:: WHAT IS NEEDED ::
Copy the data word for word, keeping every line.

Dataset items:
:::::

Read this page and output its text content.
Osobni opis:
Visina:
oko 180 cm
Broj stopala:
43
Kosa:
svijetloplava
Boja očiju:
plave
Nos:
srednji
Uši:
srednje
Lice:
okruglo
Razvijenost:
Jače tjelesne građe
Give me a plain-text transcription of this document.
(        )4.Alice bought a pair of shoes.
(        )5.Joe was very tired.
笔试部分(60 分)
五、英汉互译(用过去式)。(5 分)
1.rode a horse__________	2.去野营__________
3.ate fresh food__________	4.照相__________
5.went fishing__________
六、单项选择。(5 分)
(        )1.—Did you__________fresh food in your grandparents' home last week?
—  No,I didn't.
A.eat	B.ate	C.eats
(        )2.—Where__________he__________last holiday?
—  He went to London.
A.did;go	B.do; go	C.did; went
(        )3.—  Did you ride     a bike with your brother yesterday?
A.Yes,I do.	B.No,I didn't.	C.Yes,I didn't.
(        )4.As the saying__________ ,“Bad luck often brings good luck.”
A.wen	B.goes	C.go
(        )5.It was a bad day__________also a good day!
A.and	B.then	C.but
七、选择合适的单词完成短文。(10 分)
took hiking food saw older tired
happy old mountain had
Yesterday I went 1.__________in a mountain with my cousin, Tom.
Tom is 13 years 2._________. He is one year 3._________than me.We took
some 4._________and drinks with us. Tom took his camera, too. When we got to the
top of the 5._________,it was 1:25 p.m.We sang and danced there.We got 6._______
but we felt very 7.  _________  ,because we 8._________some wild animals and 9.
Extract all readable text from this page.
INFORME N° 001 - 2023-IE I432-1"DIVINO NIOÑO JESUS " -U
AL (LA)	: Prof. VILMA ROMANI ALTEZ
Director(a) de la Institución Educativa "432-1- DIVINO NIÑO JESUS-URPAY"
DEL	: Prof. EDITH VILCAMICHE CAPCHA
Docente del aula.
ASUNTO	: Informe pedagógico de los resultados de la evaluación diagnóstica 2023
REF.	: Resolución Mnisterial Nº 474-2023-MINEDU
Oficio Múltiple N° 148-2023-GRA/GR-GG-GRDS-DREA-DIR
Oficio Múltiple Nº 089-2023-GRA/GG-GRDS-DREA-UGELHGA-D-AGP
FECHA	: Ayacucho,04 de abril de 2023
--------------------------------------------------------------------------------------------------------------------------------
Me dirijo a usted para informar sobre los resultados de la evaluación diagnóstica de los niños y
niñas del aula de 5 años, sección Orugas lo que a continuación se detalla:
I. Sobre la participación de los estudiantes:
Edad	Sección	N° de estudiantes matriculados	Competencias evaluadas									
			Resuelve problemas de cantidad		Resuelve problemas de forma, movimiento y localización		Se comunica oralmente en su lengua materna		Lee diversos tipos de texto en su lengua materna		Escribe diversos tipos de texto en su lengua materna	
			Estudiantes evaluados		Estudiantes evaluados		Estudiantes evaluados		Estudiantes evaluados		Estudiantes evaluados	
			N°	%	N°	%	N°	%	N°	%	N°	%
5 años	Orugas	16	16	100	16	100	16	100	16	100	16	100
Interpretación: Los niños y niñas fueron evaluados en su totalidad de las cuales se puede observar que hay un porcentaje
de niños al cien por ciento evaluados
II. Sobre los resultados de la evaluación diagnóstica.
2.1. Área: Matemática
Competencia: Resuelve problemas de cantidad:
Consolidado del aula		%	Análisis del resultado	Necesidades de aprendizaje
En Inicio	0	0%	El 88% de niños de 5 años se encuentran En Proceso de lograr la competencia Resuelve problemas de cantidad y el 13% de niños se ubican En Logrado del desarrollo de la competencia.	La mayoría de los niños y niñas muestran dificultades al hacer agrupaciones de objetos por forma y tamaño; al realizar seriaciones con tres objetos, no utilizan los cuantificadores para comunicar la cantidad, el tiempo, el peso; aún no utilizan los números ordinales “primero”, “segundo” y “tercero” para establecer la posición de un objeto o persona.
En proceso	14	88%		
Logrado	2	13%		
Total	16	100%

:::::

:: EXERCISE RESPONSE ::
Read this page and output its text content.
Osobni opis:
Visina:
oko 180 cm
Broj stopala:
43
Kosa:
svijetloplava
Boja očiju:
plave
Nos:
srednji
Uši:
srednje
Lice:
okruglo
Razvijenost:
Jače tjelesne građe
Give me a plain-text transcription of this document.
(        )4.Alice bought a pair of shoes.
(        )5.Joe was very tired.
笔试部分(60 分)
五、英汉互译(用过去式)。(5 分)
1.rode a horse__________	2.去野营__________
3.ate fresh food__________	4.照相__________
5.went fishing__________
六、单项选择。(5 分)
(        )1.—Did you__________fresh food in your grandparents' home last week?
—  No,I didn't.
A.eat	B.ate	C.eats
(        )2.—Where__________he__________last holiday?
—  He went to London.
A.did;go	B.do; go	C.did; went
(        )3.—  Did you ride     a bike with your brother yesterday?
A.Yes,I do.	B.No,I didn't.	C.Yes,I didn't.
(        )4.As the saying__________ ,“Bad luck often brings good luck.”
A.wen	B.goes	C.go
(        )5.It was a bad day__________also a good day!
A.and	B.then	C.but
七、选择合适的单词完成短文。(10 分)
took hiking food saw older tired
happy old mountain had
Yesterday I went 1.__________in a mountain with my cousin, Tom.
Tom is 13 years 2._________. He is one year 3._________than me.We took
some 4._________and drinks with us. Tom took his camera, too. When we got to the
top of the 5._________,it was 1:25 p.m.We sang and danced there.We got 6._______
but we felt very 7.  _________  ,because we 8._________some wild animals and 9.
Extract all readable text from this page.
INFORME N° 001 - 2023-IE I432-1"DIVINO NIOÑO JESUS " -U
AL (LA)	: Prof. VILMA ROMANI ALTEZ
Director(a) de la Institución Educativa "432-1- DIVINO NIÑO JESUS-URPAY"
DEL	: Prof. EDITH VILCAMICHE CAPCHA
Docente del aula.
ASUNTO	: Informe pedagógico de los resultados de la evaluación diagnóstica 2023
REF.	: Resolución Mnisterial Nº 474-2023-MINEDU
Oficio Múltiple N° 148-2023-GRA/GR-GG-GRDS-DREA-DIR
Oficio Múltiple Nº 089-2023-GRA/GG-GRDS-DREA-UGELHGA-D-AGP
FECHA	: Ayacucho,04 de abril de 2023
--------------------------------------------------------------------------------------------------------------------------------
Me dirijo a usted para informar sobre los resultados de la evaluación diagnóstica de los niños y
niñas del aula de 5 años, sección Orugas lo que a continuación se detalla:
I. Sobre la participación de los estudiantes:
Edad	Sección	N° de estudiantes matriculados	Competencias evaluadas									
			Resuelve problemas de cantidad		Resuelve problemas de forma, movimiento y localización		Se comunica oralmente en su lengua materna		Lee diversos tipos de texto en su lengua materna		Escribe diversos tipos de texto en su lengua materna	
			Estudiantes evaluados		Estudiantes evaluados		Estudiantes evaluados		Estudiantes evaluados		Estudiantes evaluados	
			N°	%	N°	%	N°	%	N°	%	N°	%
5 años	Orugas	16	16	100	16	100	16	100	16	100	16	100
Interpretación: Los niños y niñas fueron evaluados en su totalidad de las cuales se puede observar que hay un porcentaje
de niños al cien por ciento evaluados
II. Sobre los resultados de la evaluación diagnóstica.
2.1. Área: Matemática
Competencia: Resuelve problemas de cantidad:
Consolidado del aula		%	Análisis del resultado	Necesidades de aprendizaje
En Inicio	0	0%	El 88% de niños de 5 años se encuentran En Proceso de lograr la competencia Resuelve problemas de cantidad y el 13% de niños se ubican En Logrado del desarrollo de la competencia.	La mayoría de los niños y niñas muestran dificultades al hacer agrupaciones de objetos por forma y tamaño; al realizar seriaciones con tres objetos, no utilizan los cuantificadores para comunicar la cantidad, el tiempo, el peso; aún no utilizan los números ordinales “primero”, “segundo” y “tercero” para establecer la posición de un objeto o persona.
En proceso	14	88%		
Logrado	2	13%		
Total	16	100%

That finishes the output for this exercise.